▶ [REQUIRED WORK]:
Emit the data below verbatim, stripping out any pictures.

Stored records
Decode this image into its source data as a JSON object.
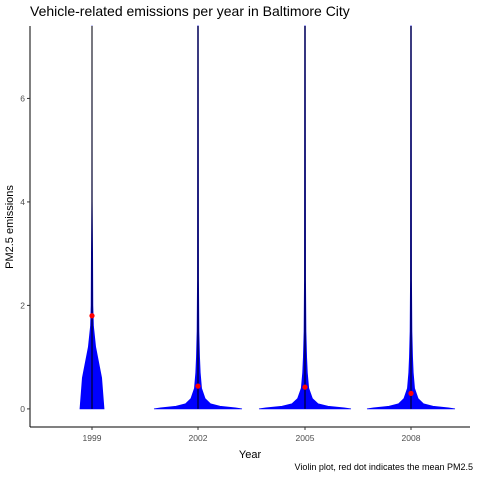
{
  "chart_data": {
    "type": "violin",
    "title": "Vehicle-related emissions per year in Baltimore City",
    "caption": "Violin plot, red dot indicates the mean PM2.5",
    "xlabel": "Year",
    "ylabel": "PM2.5 emissions",
    "categories": [
      "1999",
      "2002",
      "2005",
      "2008"
    ],
    "y_ticks": [
      0,
      2,
      4,
      6
    ],
    "ylim": [
      -0.35,
      7.4
    ],
    "grid": false,
    "fill_color": "#0000ff",
    "mean_color": "#ff0000",
    "series": [
      {
        "category": "1999",
        "mean": 1.8,
        "max": 7.4
      },
      {
        "category": "2002",
        "mean": 0.44,
        "max": 7.4
      },
      {
        "category": "2005",
        "mean": 0.42,
        "max": 7.4
      },
      {
        "category": "2008",
        "mean": 0.3,
        "max": 7.4
      }
    ]
  }
}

▶ [TASK OUTPUT]:
Decode this image into its source data as a JSON object.
{
  "chart_data": {
    "type": "violin",
    "title": "Vehicle-related emissions per year in Baltimore City",
    "caption": "Violin plot, red dot indicates the mean PM2.5",
    "xlabel": "Year",
    "ylabel": "PM2.5 emissions",
    "categories": [
      "1999",
      "2002",
      "2005",
      "2008"
    ],
    "y_ticks": [
      0,
      2,
      4,
      6
    ],
    "ylim": [
      -0.35,
      7.4
    ],
    "grid": false,
    "fill_color": "#0000ff",
    "mean_color": "#ff0000",
    "series": [
      {
        "category": "1999",
        "mean": 1.8,
        "max": 7.4
      },
      {
        "category": "2002",
        "mean": 0.44,
        "max": 7.4
      },
      {
        "category": "2005",
        "mean": 0.42,
        "max": 7.4
      },
      {
        "category": "2008",
        "mean": 0.3,
        "max": 7.4
      }
    ]
  }
}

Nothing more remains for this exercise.